THE DATA Start Marker

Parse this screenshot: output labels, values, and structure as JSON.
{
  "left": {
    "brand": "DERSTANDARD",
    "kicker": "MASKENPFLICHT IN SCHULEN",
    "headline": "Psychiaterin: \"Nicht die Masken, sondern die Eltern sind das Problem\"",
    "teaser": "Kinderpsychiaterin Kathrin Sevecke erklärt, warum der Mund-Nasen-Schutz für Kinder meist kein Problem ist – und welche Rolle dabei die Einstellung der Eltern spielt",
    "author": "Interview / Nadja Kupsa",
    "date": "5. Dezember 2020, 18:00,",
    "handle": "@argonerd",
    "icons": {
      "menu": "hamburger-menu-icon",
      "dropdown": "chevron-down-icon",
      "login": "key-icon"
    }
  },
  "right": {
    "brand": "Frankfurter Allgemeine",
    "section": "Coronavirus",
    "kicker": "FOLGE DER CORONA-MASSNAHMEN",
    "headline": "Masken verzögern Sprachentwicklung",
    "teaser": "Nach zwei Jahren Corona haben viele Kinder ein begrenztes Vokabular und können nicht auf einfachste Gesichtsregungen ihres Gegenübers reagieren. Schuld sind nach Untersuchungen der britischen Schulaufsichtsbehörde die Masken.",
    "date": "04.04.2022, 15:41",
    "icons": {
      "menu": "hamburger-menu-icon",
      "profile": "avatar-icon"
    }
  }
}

THE DATA End Marker

Repeat, exactly and in full, the records shown above.

RESULT:
Parse this screenshot: output labels, values, and structure as JSON.
{
  "left": {
    "brand": "DERSTANDARD",
    "kicker": "MASKENPFLICHT IN SCHULEN",
    "headline": "Psychiaterin: \"Nicht die Masken, sondern die Eltern sind das Problem\"",
    "teaser": "Kinderpsychiaterin Kathrin Sevecke erklärt, warum der Mund-Nasen-Schutz für Kinder meist kein Problem ist – und welche Rolle dabei die Einstellung der Eltern spielt",
    "author": "Interview / Nadja Kupsa",
    "date": "5. Dezember 2020, 18:00,",
    "handle": "@argonerd",
    "icons": {
      "menu": "hamburger-menu-icon",
      "dropdown": "chevron-down-icon",
      "login": "key-icon"
    }
  },
  "right": {
    "brand": "Frankfurter Allgemeine",
    "section": "Coronavirus",
    "kicker": "FOLGE DER CORONA-MASSNAHMEN",
    "headline": "Masken verzögern Sprachentwicklung",
    "teaser": "Nach zwei Jahren Corona haben viele Kinder ein begrenztes Vokabular und können nicht auf einfachste Gesichtsregungen ihres Gegenübers reagieren. Schuld sind nach Untersuchungen der britischen Schulaufsichtsbehörde die Masken.",
    "date": "04.04.2022, 15:41",
    "icons": {
      "menu": "hamburger-menu-icon",
      "profile": "avatar-icon"
    }
  }
}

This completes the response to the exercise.